■ AIM
Output the lines that follow exactly as they are.

■ DATASET

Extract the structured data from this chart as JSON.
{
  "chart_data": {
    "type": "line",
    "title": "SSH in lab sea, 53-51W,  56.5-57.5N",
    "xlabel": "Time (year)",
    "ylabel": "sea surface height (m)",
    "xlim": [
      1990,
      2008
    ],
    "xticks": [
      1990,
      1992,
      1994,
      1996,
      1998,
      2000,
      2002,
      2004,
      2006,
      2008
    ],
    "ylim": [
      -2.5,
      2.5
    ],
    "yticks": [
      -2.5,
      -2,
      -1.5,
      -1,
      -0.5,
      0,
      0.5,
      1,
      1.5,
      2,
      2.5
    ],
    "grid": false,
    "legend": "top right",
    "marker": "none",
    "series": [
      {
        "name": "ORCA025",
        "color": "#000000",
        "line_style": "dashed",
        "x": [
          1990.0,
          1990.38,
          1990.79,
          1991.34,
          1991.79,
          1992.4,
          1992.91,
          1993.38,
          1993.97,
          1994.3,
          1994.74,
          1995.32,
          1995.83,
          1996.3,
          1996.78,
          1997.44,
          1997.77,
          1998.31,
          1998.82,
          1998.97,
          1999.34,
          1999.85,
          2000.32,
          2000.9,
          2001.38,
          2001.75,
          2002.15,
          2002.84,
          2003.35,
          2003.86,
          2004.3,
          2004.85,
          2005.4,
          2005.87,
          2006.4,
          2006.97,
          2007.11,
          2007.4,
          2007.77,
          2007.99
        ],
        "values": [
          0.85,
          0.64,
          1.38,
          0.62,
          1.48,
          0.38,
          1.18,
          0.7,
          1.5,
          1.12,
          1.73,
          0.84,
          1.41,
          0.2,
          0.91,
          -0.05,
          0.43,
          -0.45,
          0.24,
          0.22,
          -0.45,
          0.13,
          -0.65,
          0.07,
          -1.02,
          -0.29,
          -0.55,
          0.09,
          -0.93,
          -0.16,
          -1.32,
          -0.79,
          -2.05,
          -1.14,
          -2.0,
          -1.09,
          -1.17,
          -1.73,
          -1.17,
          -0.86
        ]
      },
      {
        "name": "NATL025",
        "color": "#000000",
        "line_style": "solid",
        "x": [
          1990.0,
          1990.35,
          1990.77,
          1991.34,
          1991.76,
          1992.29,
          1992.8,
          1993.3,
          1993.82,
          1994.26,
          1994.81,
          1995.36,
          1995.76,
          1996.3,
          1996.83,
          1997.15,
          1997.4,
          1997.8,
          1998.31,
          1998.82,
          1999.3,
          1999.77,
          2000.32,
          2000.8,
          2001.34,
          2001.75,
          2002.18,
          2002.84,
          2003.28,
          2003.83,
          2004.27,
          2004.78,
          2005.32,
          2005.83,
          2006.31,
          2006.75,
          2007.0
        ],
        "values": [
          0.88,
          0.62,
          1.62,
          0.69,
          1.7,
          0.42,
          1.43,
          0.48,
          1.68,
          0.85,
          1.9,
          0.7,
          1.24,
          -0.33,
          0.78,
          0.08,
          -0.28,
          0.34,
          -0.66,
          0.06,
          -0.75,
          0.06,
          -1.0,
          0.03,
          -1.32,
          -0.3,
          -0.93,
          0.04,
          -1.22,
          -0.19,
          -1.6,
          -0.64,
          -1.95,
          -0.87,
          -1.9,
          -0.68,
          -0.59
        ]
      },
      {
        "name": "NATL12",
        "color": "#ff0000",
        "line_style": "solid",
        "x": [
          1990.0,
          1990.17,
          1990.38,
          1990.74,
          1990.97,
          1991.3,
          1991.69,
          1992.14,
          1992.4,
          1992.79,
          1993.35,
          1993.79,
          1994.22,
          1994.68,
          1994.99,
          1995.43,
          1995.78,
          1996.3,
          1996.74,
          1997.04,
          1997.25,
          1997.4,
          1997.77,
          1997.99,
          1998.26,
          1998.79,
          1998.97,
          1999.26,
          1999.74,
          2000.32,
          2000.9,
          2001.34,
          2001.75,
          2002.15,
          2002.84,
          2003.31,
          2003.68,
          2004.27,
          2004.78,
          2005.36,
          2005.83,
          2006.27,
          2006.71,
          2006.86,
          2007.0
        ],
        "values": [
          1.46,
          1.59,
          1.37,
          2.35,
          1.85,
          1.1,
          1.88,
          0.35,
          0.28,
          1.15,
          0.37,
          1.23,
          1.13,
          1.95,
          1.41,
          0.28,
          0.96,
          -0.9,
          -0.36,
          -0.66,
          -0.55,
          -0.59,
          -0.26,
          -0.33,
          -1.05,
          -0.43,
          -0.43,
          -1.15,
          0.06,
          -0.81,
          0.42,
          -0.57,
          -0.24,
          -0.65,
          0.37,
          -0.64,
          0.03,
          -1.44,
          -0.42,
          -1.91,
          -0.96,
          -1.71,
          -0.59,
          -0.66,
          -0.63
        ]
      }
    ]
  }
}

■ THE OUTPUT
Extract the structured data from this chart as JSON.
{
  "chart_data": {
    "type": "line",
    "title": "SSH in lab sea, 53-51W,  56.5-57.5N",
    "xlabel": "Time (year)",
    "ylabel": "sea surface height (m)",
    "xlim": [
      1990,
      2008
    ],
    "xticks": [
      1990,
      1992,
      1994,
      1996,
      1998,
      2000,
      2002,
      2004,
      2006,
      2008
    ],
    "ylim": [
      -2.5,
      2.5
    ],
    "yticks": [
      -2.5,
      -2,
      -1.5,
      -1,
      -0.5,
      0,
      0.5,
      1,
      1.5,
      2,
      2.5
    ],
    "grid": false,
    "legend": "top right",
    "marker": "none",
    "series": [
      {
        "name": "ORCA025",
        "color": "#000000",
        "line_style": "dashed",
        "x": [
          1990.0,
          1990.38,
          1990.79,
          1991.34,
          1991.79,
          1992.4,
          1992.91,
          1993.38,
          1993.97,
          1994.3,
          1994.74,
          1995.32,
          1995.83,
          1996.3,
          1996.78,
          1997.44,
          1997.77,
          1998.31,
          1998.82,
          1998.97,
          1999.34,
          1999.85,
          2000.32,
          2000.9,
          2001.38,
          2001.75,
          2002.15,
          2002.84,
          2003.35,
          2003.86,
          2004.3,
          2004.85,
          2005.4,
          2005.87,
          2006.4,
          2006.97,
          2007.11,
          2007.4,
          2007.77,
          2007.99
        ],
        "values": [
          0.85,
          0.64,
          1.38,
          0.62,
          1.48,
          0.38,
          1.18,
          0.7,
          1.5,
          1.12,
          1.73,
          0.84,
          1.41,
          0.2,
          0.91,
          -0.05,
          0.43,
          -0.45,
          0.24,
          0.22,
          -0.45,
          0.13,
          -0.65,
          0.07,
          -1.02,
          -0.29,
          -0.55,
          0.09,
          -0.93,
          -0.16,
          -1.32,
          -0.79,
          -2.05,
          -1.14,
          -2.0,
          -1.09,
          -1.17,
          -1.73,
          -1.17,
          -0.86
        ]
      },
      {
        "name": "NATL025",
        "color": "#000000",
        "line_style": "solid",
        "x": [
          1990.0,
          1990.35,
          1990.77,
          1991.34,
          1991.76,
          1992.29,
          1992.8,
          1993.3,
          1993.82,
          1994.26,
          1994.81,
          1995.36,
          1995.76,
          1996.3,
          1996.83,
          1997.15,
          1997.4,
          1997.8,
          1998.31,
          1998.82,
          1999.3,
          1999.77,
          2000.32,
          2000.8,
          2001.34,
          2001.75,
          2002.18,
          2002.84,
          2003.28,
          2003.83,
          2004.27,
          2004.78,
          2005.32,
          2005.83,
          2006.31,
          2006.75,
          2007.0
        ],
        "values": [
          0.88,
          0.62,
          1.62,
          0.69,
          1.7,
          0.42,
          1.43,
          0.48,
          1.68,
          0.85,
          1.9,
          0.7,
          1.24,
          -0.33,
          0.78,
          0.08,
          -0.28,
          0.34,
          -0.66,
          0.06,
          -0.75,
          0.06,
          -1.0,
          0.03,
          -1.32,
          -0.3,
          -0.93,
          0.04,
          -1.22,
          -0.19,
          -1.6,
          -0.64,
          -1.95,
          -0.87,
          -1.9,
          -0.68,
          -0.59
        ]
      },
      {
        "name": "NATL12",
        "color": "#ff0000",
        "line_style": "solid",
        "x": [
          1990.0,
          1990.17,
          1990.38,
          1990.74,
          1990.97,
          1991.3,
          1991.69,
          1992.14,
          1992.4,
          1992.79,
          1993.35,
          1993.79,
          1994.22,
          1994.68,
          1994.99,
          1995.43,
          1995.78,
          1996.3,
          1996.74,
          1997.04,
          1997.25,
          1997.4,
          1997.77,
          1997.99,
          1998.26,
          1998.79,
          1998.97,
          1999.26,
          1999.74,
          2000.32,
          2000.9,
          2001.34,
          2001.75,
          2002.15,
          2002.84,
          2003.31,
          2003.68,
          2004.27,
          2004.78,
          2005.36,
          2005.83,
          2006.27,
          2006.71,
          2006.86,
          2007.0
        ],
        "values": [
          1.46,
          1.59,
          1.37,
          2.35,
          1.85,
          1.1,
          1.88,
          0.35,
          0.28,
          1.15,
          0.37,
          1.23,
          1.13,
          1.95,
          1.41,
          0.28,
          0.96,
          -0.9,
          -0.36,
          -0.66,
          -0.55,
          -0.59,
          -0.26,
          -0.33,
          -1.05,
          -0.43,
          -0.43,
          -1.15,
          0.06,
          -0.81,
          0.42,
          -0.57,
          -0.24,
          -0.65,
          0.37,
          -0.64,
          0.03,
          -1.44,
          -0.42,
          -1.91,
          -0.96,
          -1.71,
          -0.59,
          -0.66,
          -0.63
        ]
      }
    ]
  }
}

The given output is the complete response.